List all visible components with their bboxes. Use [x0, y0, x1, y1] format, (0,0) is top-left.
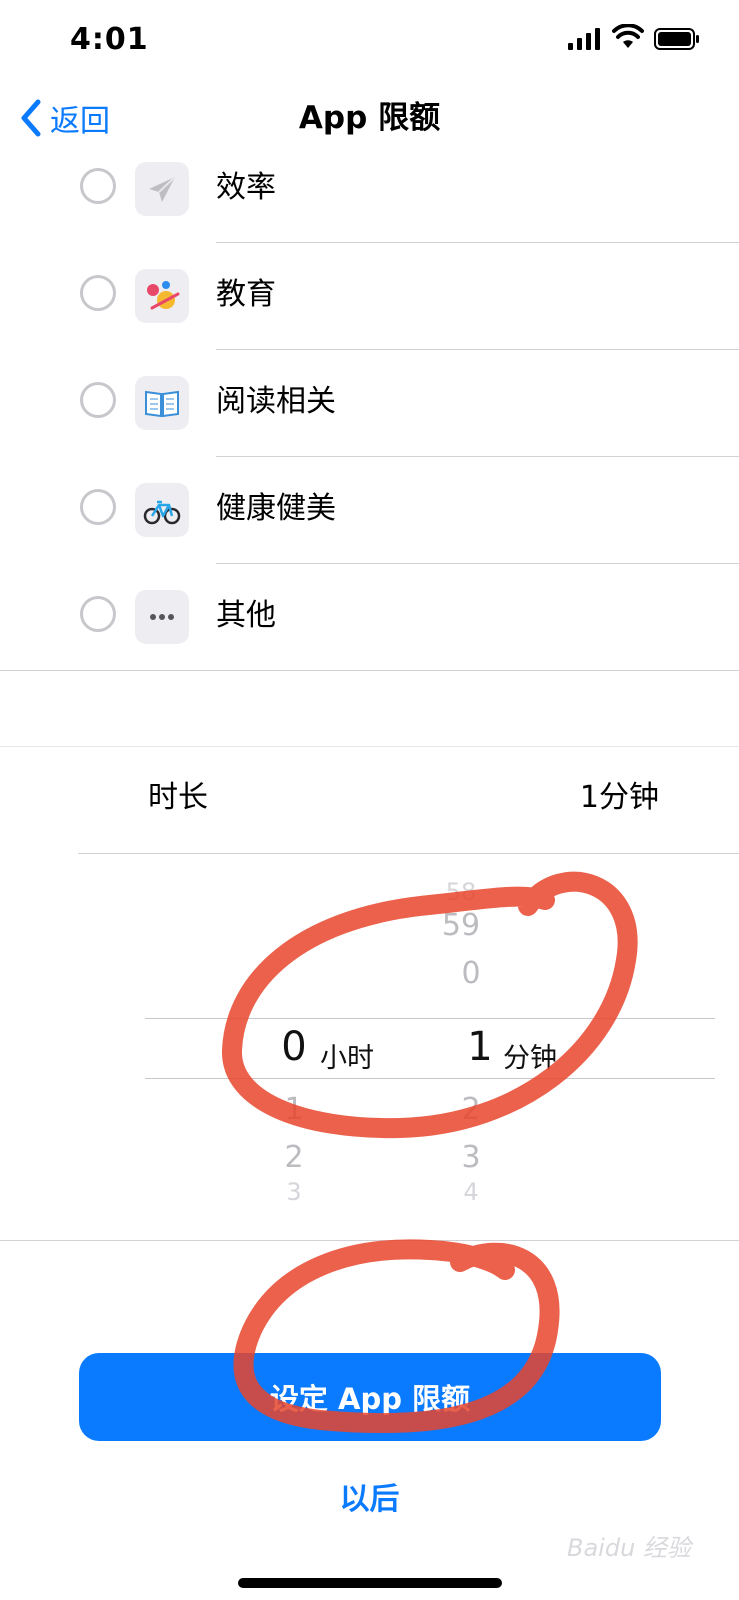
category-label: 健康健美 [216, 491, 336, 526]
hours-unit: 小时 [320, 1043, 374, 1074]
minutes-option: 4 [463, 1178, 479, 1206]
set-app-limit-button[interactable]: 设定 App 限额 [79, 1353, 661, 1441]
minutes-option: 2 [461, 1092, 481, 1127]
page-title: App 限额 [298, 100, 441, 136]
book-icon [135, 376, 189, 430]
minutes-selected: 1 [467, 1024, 493, 1070]
category-row-efficiency[interactable]: 效率 [0, 136, 739, 243]
radio-button[interactable] [80, 489, 116, 525]
radio-button[interactable] [80, 596, 116, 632]
status-bar: 4:01 [0, 0, 739, 80]
minutes-option: 59 [441, 908, 481, 943]
radio-button[interactable] [80, 382, 116, 418]
category-label: 其他 [216, 598, 276, 633]
hours-option: 2 [284, 1140, 304, 1175]
time-picker[interactable]: 0 小时 1 2 3 58 59 0 1 分钟 2 3 4 [0, 854, 739, 1240]
radio-button[interactable] [80, 168, 116, 204]
minutes-option: 0 [461, 956, 481, 991]
category-label: 阅读相关 [216, 384, 336, 419]
bicycle-icon [135, 483, 189, 537]
hours-selected: 0 [281, 1024, 307, 1070]
watermark: Baidu 经验 [567, 1534, 691, 1562]
category-row-education[interactable]: 教育 [0, 243, 739, 350]
picker-selection-top [145, 1018, 715, 1019]
battery-icon [654, 28, 699, 50]
section-divider [0, 1240, 739, 1241]
row-divider [0, 670, 739, 671]
cellular-signal-icon [568, 28, 600, 50]
home-indicator [238, 1578, 502, 1588]
category-list: 效率 教育 阅读相关 健康健美 其他 [0, 136, 739, 671]
category-row-reading[interactable]: 阅读相关 [0, 350, 739, 457]
paper-plane-icon [135, 162, 189, 216]
hours-option: 1 [284, 1092, 304, 1127]
planet-icon [135, 269, 189, 323]
minutes-option: 58 [445, 878, 477, 906]
category-label: 教育 [216, 277, 276, 312]
hours-option: 3 [286, 1178, 302, 1206]
radio-button[interactable] [80, 275, 116, 311]
wifi-icon [612, 24, 644, 48]
picker-selection-bottom [145, 1078, 715, 1079]
category-row-fitness[interactable]: 健康健美 [0, 457, 739, 564]
status-time: 4:01 [70, 22, 149, 57]
category-label: 效率 [216, 170, 276, 205]
duration-row[interactable]: 时长 1分钟 [0, 746, 739, 854]
category-row-other[interactable]: 其他 [0, 564, 739, 671]
ellipsis-icon [135, 590, 189, 644]
minutes-option: 3 [461, 1140, 481, 1175]
duration-value: 1分钟 [579, 780, 659, 815]
minutes-unit: 分钟 [503, 1043, 557, 1074]
later-button[interactable]: 以后 [0, 1474, 739, 1518]
duration-label: 时长 [148, 780, 208, 815]
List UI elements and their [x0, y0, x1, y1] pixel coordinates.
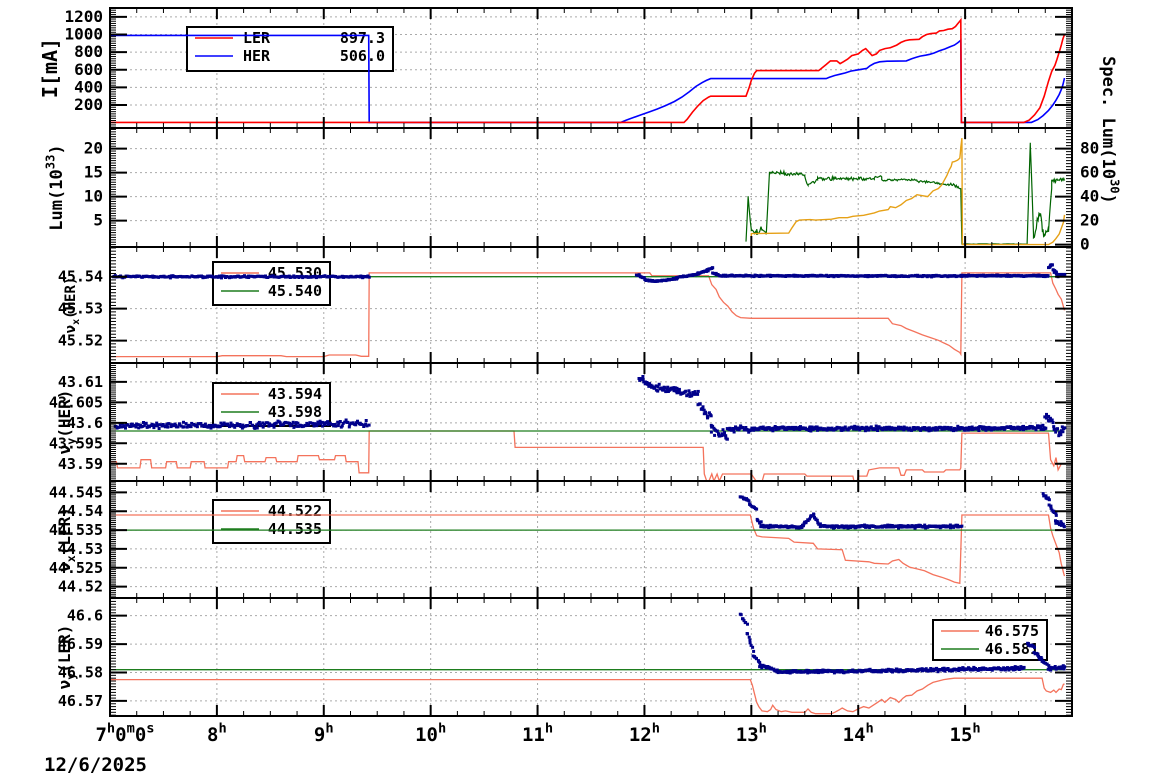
legend-label: HER [243, 47, 271, 65]
legend-value: 43.594 [268, 385, 322, 403]
y-tick-label: 20 [84, 139, 103, 158]
legend-nu-y-ler: 46.57546.581 [932, 619, 1048, 661]
legend-value: 43.598 [268, 403, 322, 421]
y-tick-label: 1000 [64, 24, 103, 43]
legend-value: 46.575 [985, 622, 1039, 640]
y-tick-label: 46.57 [58, 692, 103, 710]
y-tick-label: 43.61 [58, 373, 103, 391]
date-label: 12/6/2025 [44, 754, 147, 776]
y-tick-label: 44.545 [49, 483, 103, 501]
legend-value: 46.581 [985, 640, 1039, 658]
legend-nu-x-ler: 44.52244.535 [212, 499, 331, 544]
y-axis-title-beam-current: I[mA] [38, 38, 62, 98]
y-tick-label: 200 [74, 95, 103, 114]
legend-value: 897.3 [340, 29, 385, 47]
right-tick-label: 80 [1080, 139, 1099, 158]
strip-chart-page: LER 897.3 HER 506.0 200 400 600 800 1000 1200 I[mA… [0, 0, 1154, 782]
legend-value: 44.522 [268, 502, 322, 520]
right-tick-label: 0 [1080, 235, 1090, 254]
y-tick-label: 45.52 [58, 332, 103, 350]
y-tick-label: 5 [93, 211, 103, 230]
y-tick-label: 10 [84, 187, 103, 206]
legend-nu-x-her: 45.53045.540 [212, 261, 331, 306]
legend-nu-y-her: 43.59443.598 [212, 382, 331, 427]
legend-label: LER [243, 29, 271, 47]
right-tick-label: 40 [1080, 187, 1099, 206]
legend-value: 44.535 [268, 520, 322, 538]
y-tick-label: 1200 [64, 7, 103, 26]
y-tick-label: 600 [74, 60, 103, 79]
legend-value: 506.0 [340, 47, 385, 65]
y-tick-label: 43.59 [58, 455, 103, 473]
legend-value: 45.530 [268, 264, 322, 282]
y-tick-label: 400 [74, 77, 103, 96]
background [0, 0, 1154, 782]
y-tick-label: 15 [84, 163, 103, 182]
y-tick-label: 800 [74, 42, 103, 61]
right-tick-label: 60 [1080, 163, 1099, 182]
x-tick-label: 7h0m0s [95, 720, 154, 746]
y-tick-label: 44.52 [58, 578, 103, 596]
y-tick-label: 46.6 [67, 607, 103, 625]
legend-value: 45.540 [268, 282, 322, 300]
right-tick-label: 20 [1080, 211, 1099, 230]
tune-history-chart: LER 897.3HER 506.020040060080010001200I[mA… [0, 0, 1154, 782]
legend-beam-current: LER 897.3 HER 506.0 [186, 26, 394, 72]
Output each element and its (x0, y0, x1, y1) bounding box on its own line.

▬▬▬▬▬▬▬▬▬▬

## BRIEF:
How many lines of the material above contain the string "hours"? Matching is case-sensitive; reply with the number alone.

## FINISHED TASK:
5